EXERCISE GOAL: Write out the material exactly, without any of its pictures.
************
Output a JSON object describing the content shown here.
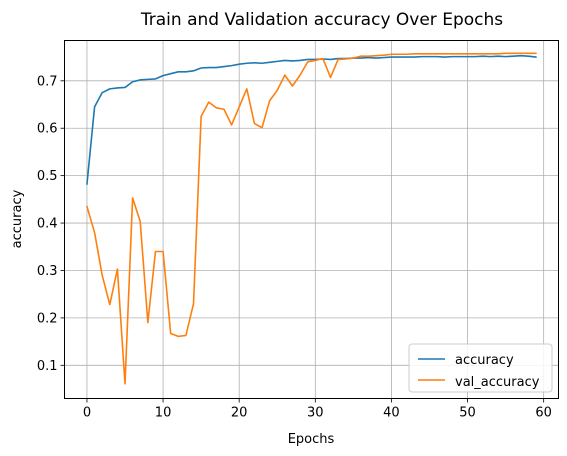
{
  "chart_data": {
    "type": "line",
    "title": "Train and Validation accuracy Over Epochs",
    "xlabel": "Epochs",
    "ylabel": "accuracy",
    "xlim": [
      -2.95,
      61.95
    ],
    "ylim": [
      0.03,
      0.785
    ],
    "xticks": [
      0,
      10,
      20,
      30,
      40,
      50,
      60
    ],
    "yticks": [
      0.1,
      0.2,
      0.3,
      0.4,
      0.5,
      0.6,
      0.7
    ],
    "ytick_labels": [
      "0.1",
      "0.2",
      "0.3",
      "0.4",
      "0.5",
      "0.6",
      "0.7"
    ],
    "grid": true,
    "legend_position": "lower-right",
    "x": [
      0,
      1,
      2,
      3,
      4,
      5,
      6,
      7,
      8,
      9,
      10,
      11,
      12,
      13,
      14,
      15,
      16,
      17,
      18,
      19,
      20,
      21,
      22,
      23,
      24,
      25,
      26,
      27,
      28,
      29,
      30,
      31,
      32,
      33,
      34,
      35,
      36,
      37,
      38,
      39,
      40,
      41,
      42,
      43,
      44,
      45,
      46,
      47,
      48,
      49,
      50,
      51,
      52,
      53,
      54,
      55,
      56,
      57,
      58,
      59
    ],
    "series": [
      {
        "name": "accuracy",
        "color": "#1f77b4",
        "values": [
          0.482,
          0.645,
          0.675,
          0.683,
          0.685,
          0.686,
          0.698,
          0.702,
          0.703,
          0.704,
          0.711,
          0.715,
          0.719,
          0.719,
          0.721,
          0.727,
          0.728,
          0.728,
          0.73,
          0.732,
          0.735,
          0.737,
          0.738,
          0.737,
          0.739,
          0.741,
          0.743,
          0.742,
          0.743,
          0.745,
          0.745,
          0.746,
          0.745,
          0.747,
          0.747,
          0.748,
          0.748,
          0.749,
          0.748,
          0.749,
          0.75,
          0.75,
          0.75,
          0.75,
          0.751,
          0.751,
          0.751,
          0.75,
          0.751,
          0.751,
          0.751,
          0.751,
          0.752,
          0.751,
          0.752,
          0.751,
          0.752,
          0.753,
          0.752,
          0.75
        ]
      },
      {
        "name": "val_accuracy",
        "color": "#ff7f0e",
        "values": [
          0.435,
          0.38,
          0.29,
          0.228,
          0.303,
          0.061,
          0.453,
          0.403,
          0.19,
          0.34,
          0.34,
          0.167,
          0.161,
          0.163,
          0.23,
          0.625,
          0.655,
          0.643,
          0.64,
          0.607,
          0.645,
          0.683,
          0.61,
          0.601,
          0.658,
          0.68,
          0.712,
          0.689,
          0.712,
          0.74,
          0.743,
          0.747,
          0.707,
          0.745,
          0.746,
          0.748,
          0.752,
          0.752,
          0.753,
          0.754,
          0.756,
          0.756,
          0.756,
          0.757,
          0.757,
          0.757,
          0.757,
          0.757,
          0.757,
          0.757,
          0.757,
          0.757,
          0.757,
          0.757,
          0.757,
          0.758,
          0.758,
          0.758,
          0.758,
          0.758
        ]
      }
    ]
  }
}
************
EXERCISE RESULT:
Output a JSON object describing the content shown here.
{
  "chart_data": {
    "type": "line",
    "title": "Train and Validation accuracy Over Epochs",
    "xlabel": "Epochs",
    "ylabel": "accuracy",
    "xlim": [
      -2.95,
      61.95
    ],
    "ylim": [
      0.03,
      0.785
    ],
    "xticks": [
      0,
      10,
      20,
      30,
      40,
      50,
      60
    ],
    "yticks": [
      0.1,
      0.2,
      0.3,
      0.4,
      0.5,
      0.6,
      0.7
    ],
    "ytick_labels": [
      "0.1",
      "0.2",
      "0.3",
      "0.4",
      "0.5",
      "0.6",
      "0.7"
    ],
    "grid": true,
    "legend_position": "lower-right",
    "x": [
      0,
      1,
      2,
      3,
      4,
      5,
      6,
      7,
      8,
      9,
      10,
      11,
      12,
      13,
      14,
      15,
      16,
      17,
      18,
      19,
      20,
      21,
      22,
      23,
      24,
      25,
      26,
      27,
      28,
      29,
      30,
      31,
      32,
      33,
      34,
      35,
      36,
      37,
      38,
      39,
      40,
      41,
      42,
      43,
      44,
      45,
      46,
      47,
      48,
      49,
      50,
      51,
      52,
      53,
      54,
      55,
      56,
      57,
      58,
      59
    ],
    "series": [
      {
        "name": "accuracy",
        "color": "#1f77b4",
        "values": [
          0.482,
          0.645,
          0.675,
          0.683,
          0.685,
          0.686,
          0.698,
          0.702,
          0.703,
          0.704,
          0.711,
          0.715,
          0.719,
          0.719,
          0.721,
          0.727,
          0.728,
          0.728,
          0.73,
          0.732,
          0.735,
          0.737,
          0.738,
          0.737,
          0.739,
          0.741,
          0.743,
          0.742,
          0.743,
          0.745,
          0.745,
          0.746,
          0.745,
          0.747,
          0.747,
          0.748,
          0.748,
          0.749,
          0.748,
          0.749,
          0.75,
          0.75,
          0.75,
          0.75,
          0.751,
          0.751,
          0.751,
          0.75,
          0.751,
          0.751,
          0.751,
          0.751,
          0.752,
          0.751,
          0.752,
          0.751,
          0.752,
          0.753,
          0.752,
          0.75
        ]
      },
      {
        "name": "val_accuracy",
        "color": "#ff7f0e",
        "values": [
          0.435,
          0.38,
          0.29,
          0.228,
          0.303,
          0.061,
          0.453,
          0.403,
          0.19,
          0.34,
          0.34,
          0.167,
          0.161,
          0.163,
          0.23,
          0.625,
          0.655,
          0.643,
          0.64,
          0.607,
          0.645,
          0.683,
          0.61,
          0.601,
          0.658,
          0.68,
          0.712,
          0.689,
          0.712,
          0.74,
          0.743,
          0.747,
          0.707,
          0.745,
          0.746,
          0.748,
          0.752,
          0.752,
          0.753,
          0.754,
          0.756,
          0.756,
          0.756,
          0.757,
          0.757,
          0.757,
          0.757,
          0.757,
          0.757,
          0.757,
          0.757,
          0.757,
          0.757,
          0.757,
          0.757,
          0.758,
          0.758,
          0.758,
          0.758,
          0.758
        ]
      }
    ]
  }
}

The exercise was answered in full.